* _Task_
Transcribe the records below exactly as they appear, omitting any pictures.

(Figure record extracts)
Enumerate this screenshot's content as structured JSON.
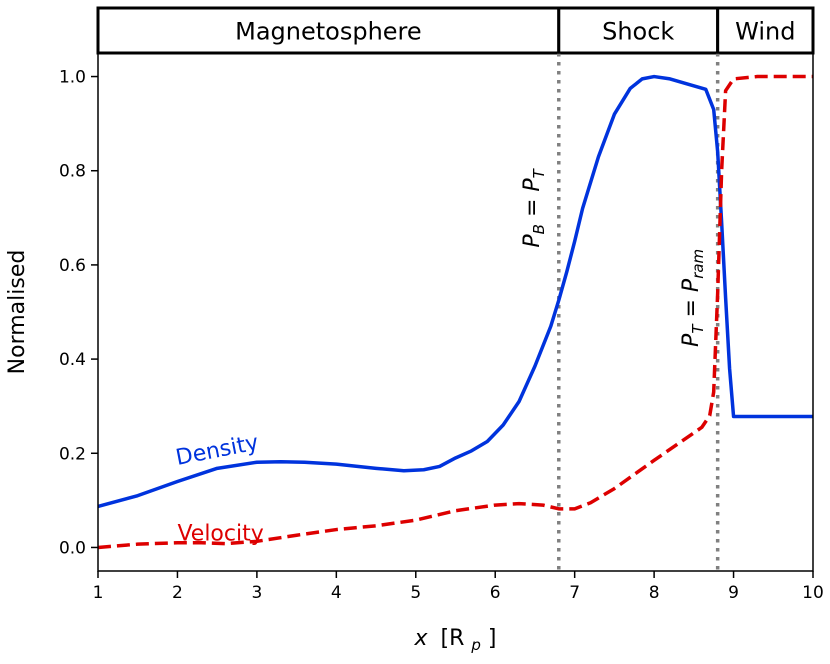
{
  "chart_data": {
    "type": "line",
    "xlabel_var": "x",
    "xlabel_unit_open": "[R",
    "xlabel_unit_sub": "p",
    "xlabel_unit_close": "]",
    "ylabel": "Normalised",
    "xlim": [
      1,
      10
    ],
    "ylim": [
      -0.05,
      1.05
    ],
    "x_ticks": [
      "1",
      "2",
      "3",
      "4",
      "5",
      "6",
      "7",
      "8",
      "9",
      "10"
    ],
    "y_ticks": [
      "0.0",
      "0.2",
      "0.4",
      "0.6",
      "0.8",
      "1.0"
    ],
    "regions": [
      {
        "label": "Magnetosphere",
        "x_start": 1,
        "x_end": 6.8
      },
      {
        "label": "Shock",
        "x_start": 6.8,
        "x_end": 8.8
      },
      {
        "label": "Wind",
        "x_start": 8.8,
        "x_end": 10
      }
    ],
    "boundaries": [
      {
        "x": 6.8,
        "label_main": "P",
        "label_sub1": "B",
        "label_eq": " = P",
        "label_sub2": "T",
        "label_x": 6.55,
        "label_y": 0.72
      },
      {
        "x": 8.8,
        "label_main": "P",
        "label_sub1": "T",
        "label_eq": " = P",
        "label_sub2": "ram",
        "label_x": 8.55,
        "label_y": 0.53
      }
    ],
    "series": [
      {
        "name": "Density",
        "color": "#0033dd",
        "style": "solid",
        "label_x": 2.0,
        "label_y": 0.175,
        "label_rotate": -11,
        "x": [
          1.0,
          1.5,
          2.0,
          2.5,
          3.0,
          3.3,
          3.6,
          4.0,
          4.5,
          4.85,
          5.1,
          5.3,
          5.5,
          5.7,
          5.9,
          6.1,
          6.3,
          6.5,
          6.7,
          6.8,
          6.9,
          7.0,
          7.1,
          7.3,
          7.5,
          7.7,
          7.85,
          8.0,
          8.2,
          8.4,
          8.65,
          8.75,
          8.8,
          8.85,
          8.9,
          8.95,
          9.0,
          9.5,
          10.0
        ],
        "y": [
          0.087,
          0.11,
          0.14,
          0.168,
          0.181,
          0.182,
          0.181,
          0.177,
          0.168,
          0.163,
          0.165,
          0.172,
          0.19,
          0.205,
          0.225,
          0.26,
          0.31,
          0.385,
          0.47,
          0.525,
          0.585,
          0.65,
          0.72,
          0.83,
          0.92,
          0.975,
          0.995,
          1.0,
          0.995,
          0.985,
          0.973,
          0.93,
          0.84,
          0.69,
          0.53,
          0.38,
          0.278,
          0.278,
          0.278
        ]
      },
      {
        "name": "Velocity",
        "color": "#dd0000",
        "style": "dashed",
        "label_x": 2.0,
        "label_y": 0.015,
        "label_rotate": 0,
        "x": [
          1.0,
          1.5,
          2.0,
          2.3,
          2.6,
          3.0,
          3.5,
          4.0,
          4.5,
          5.0,
          5.5,
          6.0,
          6.3,
          6.6,
          6.8,
          7.0,
          7.2,
          7.5,
          8.0,
          8.3,
          8.6,
          8.7,
          8.75,
          8.8,
          8.85,
          8.9,
          9.0,
          9.3,
          10.0
        ],
        "y": [
          0.0,
          0.007,
          0.01,
          0.01,
          0.008,
          0.013,
          0.026,
          0.038,
          0.046,
          0.058,
          0.078,
          0.09,
          0.093,
          0.09,
          0.082,
          0.082,
          0.095,
          0.125,
          0.185,
          0.22,
          0.255,
          0.28,
          0.33,
          0.54,
          0.8,
          0.97,
          0.995,
          1.0,
          1.0
        ]
      }
    ],
    "boundary_color": "#808080"
  }
}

* _Result_
Enumerate this screenshot's content as structured JSON.
{
  "chart_data": {
    "type": "line",
    "xlabel_var": "x",
    "xlabel_unit_open": "[R",
    "xlabel_unit_sub": "p",
    "xlabel_unit_close": "]",
    "ylabel": "Normalised",
    "xlim": [
      1,
      10
    ],
    "ylim": [
      -0.05,
      1.05
    ],
    "x_ticks": [
      "1",
      "2",
      "3",
      "4",
      "5",
      "6",
      "7",
      "8",
      "9",
      "10"
    ],
    "y_ticks": [
      "0.0",
      "0.2",
      "0.4",
      "0.6",
      "0.8",
      "1.0"
    ],
    "regions": [
      {
        "label": "Magnetosphere",
        "x_start": 1,
        "x_end": 6.8
      },
      {
        "label": "Shock",
        "x_start": 6.8,
        "x_end": 8.8
      },
      {
        "label": "Wind",
        "x_start": 8.8,
        "x_end": 10
      }
    ],
    "boundaries": [
      {
        "x": 6.8,
        "label_main": "P",
        "label_sub1": "B",
        "label_eq": " = P",
        "label_sub2": "T",
        "label_x": 6.55,
        "label_y": 0.72
      },
      {
        "x": 8.8,
        "label_main": "P",
        "label_sub1": "T",
        "label_eq": " = P",
        "label_sub2": "ram",
        "label_x": 8.55,
        "label_y": 0.53
      }
    ],
    "series": [
      {
        "name": "Density",
        "color": "#0033dd",
        "style": "solid",
        "label_x": 2.0,
        "label_y": 0.175,
        "label_rotate": -11,
        "x": [
          1.0,
          1.5,
          2.0,
          2.5,
          3.0,
          3.3,
          3.6,
          4.0,
          4.5,
          4.85,
          5.1,
          5.3,
          5.5,
          5.7,
          5.9,
          6.1,
          6.3,
          6.5,
          6.7,
          6.8,
          6.9,
          7.0,
          7.1,
          7.3,
          7.5,
          7.7,
          7.85,
          8.0,
          8.2,
          8.4,
          8.65,
          8.75,
          8.8,
          8.85,
          8.9,
          8.95,
          9.0,
          9.5,
          10.0
        ],
        "y": [
          0.087,
          0.11,
          0.14,
          0.168,
          0.181,
          0.182,
          0.181,
          0.177,
          0.168,
          0.163,
          0.165,
          0.172,
          0.19,
          0.205,
          0.225,
          0.26,
          0.31,
          0.385,
          0.47,
          0.525,
          0.585,
          0.65,
          0.72,
          0.83,
          0.92,
          0.975,
          0.995,
          1.0,
          0.995,
          0.985,
          0.973,
          0.93,
          0.84,
          0.69,
          0.53,
          0.38,
          0.278,
          0.278,
          0.278
        ]
      },
      {
        "name": "Velocity",
        "color": "#dd0000",
        "style": "dashed",
        "label_x": 2.0,
        "label_y": 0.015,
        "label_rotate": 0,
        "x": [
          1.0,
          1.5,
          2.0,
          2.3,
          2.6,
          3.0,
          3.5,
          4.0,
          4.5,
          5.0,
          5.5,
          6.0,
          6.3,
          6.6,
          6.8,
          7.0,
          7.2,
          7.5,
          8.0,
          8.3,
          8.6,
          8.7,
          8.75,
          8.8,
          8.85,
          8.9,
          9.0,
          9.3,
          10.0
        ],
        "y": [
          0.0,
          0.007,
          0.01,
          0.01,
          0.008,
          0.013,
          0.026,
          0.038,
          0.046,
          0.058,
          0.078,
          0.09,
          0.093,
          0.09,
          0.082,
          0.082,
          0.095,
          0.125,
          0.185,
          0.22,
          0.255,
          0.28,
          0.33,
          0.54,
          0.8,
          0.97,
          0.995,
          1.0,
          1.0
        ]
      }
    ],
    "boundary_color": "#808080"
  }
}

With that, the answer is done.